**Task to carry out**
For the entries that follow, state how many lines include the word "Andel", giving the number and nothing else.

**Records for the task**
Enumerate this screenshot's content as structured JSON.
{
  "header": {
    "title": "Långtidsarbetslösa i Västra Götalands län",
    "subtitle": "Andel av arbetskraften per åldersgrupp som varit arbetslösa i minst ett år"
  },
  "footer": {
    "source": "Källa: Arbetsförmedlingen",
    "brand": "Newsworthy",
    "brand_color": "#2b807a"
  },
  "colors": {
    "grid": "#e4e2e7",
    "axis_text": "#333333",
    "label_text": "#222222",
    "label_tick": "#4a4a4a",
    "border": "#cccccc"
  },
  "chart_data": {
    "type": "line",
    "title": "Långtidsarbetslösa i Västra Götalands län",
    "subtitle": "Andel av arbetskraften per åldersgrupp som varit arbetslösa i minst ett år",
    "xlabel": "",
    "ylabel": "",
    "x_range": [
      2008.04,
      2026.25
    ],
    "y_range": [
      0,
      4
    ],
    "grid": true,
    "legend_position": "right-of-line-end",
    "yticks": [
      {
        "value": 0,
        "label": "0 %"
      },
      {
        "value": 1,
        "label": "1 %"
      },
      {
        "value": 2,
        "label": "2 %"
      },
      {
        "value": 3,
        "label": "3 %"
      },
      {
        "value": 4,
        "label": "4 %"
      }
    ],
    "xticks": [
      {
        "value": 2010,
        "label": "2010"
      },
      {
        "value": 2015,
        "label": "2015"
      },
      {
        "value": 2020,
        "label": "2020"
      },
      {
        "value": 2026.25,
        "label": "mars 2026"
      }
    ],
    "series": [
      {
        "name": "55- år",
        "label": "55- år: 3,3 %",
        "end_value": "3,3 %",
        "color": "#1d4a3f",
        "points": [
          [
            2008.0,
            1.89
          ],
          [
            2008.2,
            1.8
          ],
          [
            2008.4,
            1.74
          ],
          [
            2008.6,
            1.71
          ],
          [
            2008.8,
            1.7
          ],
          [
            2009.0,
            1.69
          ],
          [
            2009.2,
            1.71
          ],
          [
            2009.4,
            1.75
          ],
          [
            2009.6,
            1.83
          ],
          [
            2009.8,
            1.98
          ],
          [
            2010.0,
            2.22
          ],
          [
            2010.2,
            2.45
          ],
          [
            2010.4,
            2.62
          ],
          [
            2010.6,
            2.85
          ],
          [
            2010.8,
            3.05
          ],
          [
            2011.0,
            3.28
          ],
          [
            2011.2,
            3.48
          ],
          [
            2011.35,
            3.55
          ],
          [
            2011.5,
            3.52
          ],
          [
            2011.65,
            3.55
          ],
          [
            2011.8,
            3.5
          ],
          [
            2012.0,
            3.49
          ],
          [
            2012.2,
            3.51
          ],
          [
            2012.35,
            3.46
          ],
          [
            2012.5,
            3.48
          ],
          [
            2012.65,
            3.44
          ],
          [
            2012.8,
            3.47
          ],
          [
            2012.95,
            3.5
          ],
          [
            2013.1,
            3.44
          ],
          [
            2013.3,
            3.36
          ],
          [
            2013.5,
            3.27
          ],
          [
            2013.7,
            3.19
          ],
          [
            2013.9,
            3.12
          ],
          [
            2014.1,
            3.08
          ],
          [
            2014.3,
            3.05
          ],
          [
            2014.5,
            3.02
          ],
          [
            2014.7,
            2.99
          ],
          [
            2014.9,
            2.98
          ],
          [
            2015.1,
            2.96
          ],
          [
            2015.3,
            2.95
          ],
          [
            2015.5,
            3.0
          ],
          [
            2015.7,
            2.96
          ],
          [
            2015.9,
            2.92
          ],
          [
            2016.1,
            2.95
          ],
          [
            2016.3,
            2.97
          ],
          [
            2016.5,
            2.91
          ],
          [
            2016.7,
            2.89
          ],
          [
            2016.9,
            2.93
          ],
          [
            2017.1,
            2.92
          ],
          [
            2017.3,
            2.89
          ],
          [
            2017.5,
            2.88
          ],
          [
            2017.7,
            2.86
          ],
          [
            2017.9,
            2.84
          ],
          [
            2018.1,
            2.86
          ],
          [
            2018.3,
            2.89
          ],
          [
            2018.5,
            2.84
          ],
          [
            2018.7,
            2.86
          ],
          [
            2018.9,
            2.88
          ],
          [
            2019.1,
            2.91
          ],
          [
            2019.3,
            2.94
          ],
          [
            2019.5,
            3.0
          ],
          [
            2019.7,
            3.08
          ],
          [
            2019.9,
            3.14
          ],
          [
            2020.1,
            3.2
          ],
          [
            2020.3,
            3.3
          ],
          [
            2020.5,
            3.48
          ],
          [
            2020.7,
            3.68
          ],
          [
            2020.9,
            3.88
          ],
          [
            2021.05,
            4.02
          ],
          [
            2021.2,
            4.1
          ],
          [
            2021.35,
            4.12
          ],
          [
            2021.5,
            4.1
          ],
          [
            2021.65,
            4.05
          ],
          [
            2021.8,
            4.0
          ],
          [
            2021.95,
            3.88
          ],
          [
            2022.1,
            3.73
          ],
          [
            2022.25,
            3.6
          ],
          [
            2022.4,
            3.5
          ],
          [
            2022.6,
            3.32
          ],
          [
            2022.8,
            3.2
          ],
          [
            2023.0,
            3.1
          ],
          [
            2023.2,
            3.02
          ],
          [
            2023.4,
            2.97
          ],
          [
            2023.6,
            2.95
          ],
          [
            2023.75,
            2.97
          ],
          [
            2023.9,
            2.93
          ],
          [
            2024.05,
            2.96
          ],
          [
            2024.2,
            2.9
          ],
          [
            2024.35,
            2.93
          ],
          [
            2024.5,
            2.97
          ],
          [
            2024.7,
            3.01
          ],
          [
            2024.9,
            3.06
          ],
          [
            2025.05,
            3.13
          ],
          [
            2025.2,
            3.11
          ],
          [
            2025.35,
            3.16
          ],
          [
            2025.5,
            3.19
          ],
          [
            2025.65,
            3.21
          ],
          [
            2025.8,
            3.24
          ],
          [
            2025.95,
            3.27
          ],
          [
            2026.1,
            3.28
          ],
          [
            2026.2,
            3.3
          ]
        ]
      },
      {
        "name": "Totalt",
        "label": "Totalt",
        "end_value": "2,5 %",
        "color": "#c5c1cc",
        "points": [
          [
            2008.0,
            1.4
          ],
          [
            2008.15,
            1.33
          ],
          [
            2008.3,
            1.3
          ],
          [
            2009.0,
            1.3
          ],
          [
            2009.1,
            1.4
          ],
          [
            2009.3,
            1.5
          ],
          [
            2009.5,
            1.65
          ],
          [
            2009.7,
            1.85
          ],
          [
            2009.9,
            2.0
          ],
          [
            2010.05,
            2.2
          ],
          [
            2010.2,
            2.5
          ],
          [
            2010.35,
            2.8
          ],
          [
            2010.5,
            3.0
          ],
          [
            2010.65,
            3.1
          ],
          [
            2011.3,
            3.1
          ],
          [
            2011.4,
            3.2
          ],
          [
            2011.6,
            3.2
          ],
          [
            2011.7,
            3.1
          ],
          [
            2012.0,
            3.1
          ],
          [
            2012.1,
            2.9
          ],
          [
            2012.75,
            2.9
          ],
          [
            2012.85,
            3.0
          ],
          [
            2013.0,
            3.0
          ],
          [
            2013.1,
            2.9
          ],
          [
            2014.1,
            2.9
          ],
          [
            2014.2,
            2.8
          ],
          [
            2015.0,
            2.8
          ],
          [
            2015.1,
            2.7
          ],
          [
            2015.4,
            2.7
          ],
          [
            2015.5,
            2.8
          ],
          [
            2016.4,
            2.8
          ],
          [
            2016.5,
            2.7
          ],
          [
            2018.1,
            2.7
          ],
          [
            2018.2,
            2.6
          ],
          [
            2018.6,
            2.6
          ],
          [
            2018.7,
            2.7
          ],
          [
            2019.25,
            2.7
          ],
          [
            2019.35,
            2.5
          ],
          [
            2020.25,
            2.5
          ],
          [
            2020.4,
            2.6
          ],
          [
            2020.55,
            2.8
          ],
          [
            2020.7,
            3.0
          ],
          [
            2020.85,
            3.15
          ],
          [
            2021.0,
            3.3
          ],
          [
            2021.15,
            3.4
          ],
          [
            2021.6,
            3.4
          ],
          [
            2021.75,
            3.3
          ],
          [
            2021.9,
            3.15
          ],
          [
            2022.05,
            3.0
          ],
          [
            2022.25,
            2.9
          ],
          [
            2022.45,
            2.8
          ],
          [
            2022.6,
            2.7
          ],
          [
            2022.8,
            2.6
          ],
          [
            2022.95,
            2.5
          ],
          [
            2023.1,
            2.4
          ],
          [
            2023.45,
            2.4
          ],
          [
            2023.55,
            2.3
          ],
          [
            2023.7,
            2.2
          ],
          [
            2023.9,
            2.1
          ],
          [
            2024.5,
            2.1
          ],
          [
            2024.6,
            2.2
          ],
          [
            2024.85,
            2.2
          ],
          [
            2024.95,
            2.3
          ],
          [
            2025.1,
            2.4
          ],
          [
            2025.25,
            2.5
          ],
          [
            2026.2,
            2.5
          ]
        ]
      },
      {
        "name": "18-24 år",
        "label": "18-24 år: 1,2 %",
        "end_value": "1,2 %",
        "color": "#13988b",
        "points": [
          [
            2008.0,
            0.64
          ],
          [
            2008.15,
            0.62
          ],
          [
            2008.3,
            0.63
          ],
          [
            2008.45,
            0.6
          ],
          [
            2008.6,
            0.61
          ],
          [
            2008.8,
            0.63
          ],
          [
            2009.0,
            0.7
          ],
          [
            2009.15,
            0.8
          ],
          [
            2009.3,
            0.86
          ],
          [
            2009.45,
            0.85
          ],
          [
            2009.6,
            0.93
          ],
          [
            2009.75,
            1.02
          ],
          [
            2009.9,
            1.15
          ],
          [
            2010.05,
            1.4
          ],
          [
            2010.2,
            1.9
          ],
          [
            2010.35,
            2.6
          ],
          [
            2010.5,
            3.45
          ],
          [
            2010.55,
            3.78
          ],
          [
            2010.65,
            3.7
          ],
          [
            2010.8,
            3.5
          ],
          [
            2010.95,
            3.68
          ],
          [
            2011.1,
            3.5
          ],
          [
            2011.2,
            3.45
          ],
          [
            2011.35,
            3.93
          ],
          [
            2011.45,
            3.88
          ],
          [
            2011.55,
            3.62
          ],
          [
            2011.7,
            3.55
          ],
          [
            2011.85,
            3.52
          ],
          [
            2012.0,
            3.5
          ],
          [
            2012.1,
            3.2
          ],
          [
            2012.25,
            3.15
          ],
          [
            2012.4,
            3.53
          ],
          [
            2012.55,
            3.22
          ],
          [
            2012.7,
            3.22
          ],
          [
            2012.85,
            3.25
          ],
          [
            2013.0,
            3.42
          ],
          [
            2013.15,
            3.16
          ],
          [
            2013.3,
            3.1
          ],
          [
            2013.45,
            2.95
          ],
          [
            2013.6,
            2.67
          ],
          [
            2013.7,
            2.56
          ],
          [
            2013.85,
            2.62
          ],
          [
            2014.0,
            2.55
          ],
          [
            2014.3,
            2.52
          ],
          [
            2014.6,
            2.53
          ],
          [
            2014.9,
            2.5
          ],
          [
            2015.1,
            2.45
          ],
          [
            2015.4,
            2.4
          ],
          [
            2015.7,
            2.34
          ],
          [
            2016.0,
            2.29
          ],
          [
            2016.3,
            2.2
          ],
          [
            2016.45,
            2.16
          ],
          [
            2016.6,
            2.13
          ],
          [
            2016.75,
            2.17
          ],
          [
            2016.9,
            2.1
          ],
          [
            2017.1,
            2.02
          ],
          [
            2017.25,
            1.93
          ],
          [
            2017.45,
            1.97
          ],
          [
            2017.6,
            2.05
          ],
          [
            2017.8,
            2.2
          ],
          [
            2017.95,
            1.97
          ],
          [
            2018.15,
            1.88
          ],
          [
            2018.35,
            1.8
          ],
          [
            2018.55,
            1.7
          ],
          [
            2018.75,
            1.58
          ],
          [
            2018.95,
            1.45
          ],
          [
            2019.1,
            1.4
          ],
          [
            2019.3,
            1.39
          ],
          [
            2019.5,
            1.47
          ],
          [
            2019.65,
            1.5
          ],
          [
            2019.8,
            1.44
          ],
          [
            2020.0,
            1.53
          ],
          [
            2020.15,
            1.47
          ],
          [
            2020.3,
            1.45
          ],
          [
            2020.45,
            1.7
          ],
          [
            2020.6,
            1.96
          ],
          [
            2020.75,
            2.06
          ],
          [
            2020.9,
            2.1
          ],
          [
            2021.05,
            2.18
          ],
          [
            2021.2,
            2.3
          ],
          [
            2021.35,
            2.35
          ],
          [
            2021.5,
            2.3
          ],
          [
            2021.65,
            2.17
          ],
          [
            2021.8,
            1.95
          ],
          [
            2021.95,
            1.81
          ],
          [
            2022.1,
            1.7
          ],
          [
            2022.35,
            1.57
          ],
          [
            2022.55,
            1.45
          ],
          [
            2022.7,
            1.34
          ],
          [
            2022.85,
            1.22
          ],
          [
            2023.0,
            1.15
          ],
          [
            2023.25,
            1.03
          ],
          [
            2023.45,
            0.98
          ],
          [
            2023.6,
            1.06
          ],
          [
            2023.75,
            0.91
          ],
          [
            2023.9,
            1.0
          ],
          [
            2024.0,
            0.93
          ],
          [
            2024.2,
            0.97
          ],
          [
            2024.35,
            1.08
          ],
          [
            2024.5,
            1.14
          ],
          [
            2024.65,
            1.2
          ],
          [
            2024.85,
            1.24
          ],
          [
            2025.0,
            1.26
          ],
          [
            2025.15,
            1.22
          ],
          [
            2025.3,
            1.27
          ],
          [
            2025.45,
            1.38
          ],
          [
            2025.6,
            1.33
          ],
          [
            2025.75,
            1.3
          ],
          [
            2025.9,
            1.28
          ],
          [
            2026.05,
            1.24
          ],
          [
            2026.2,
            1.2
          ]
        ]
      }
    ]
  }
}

**Task answer**
2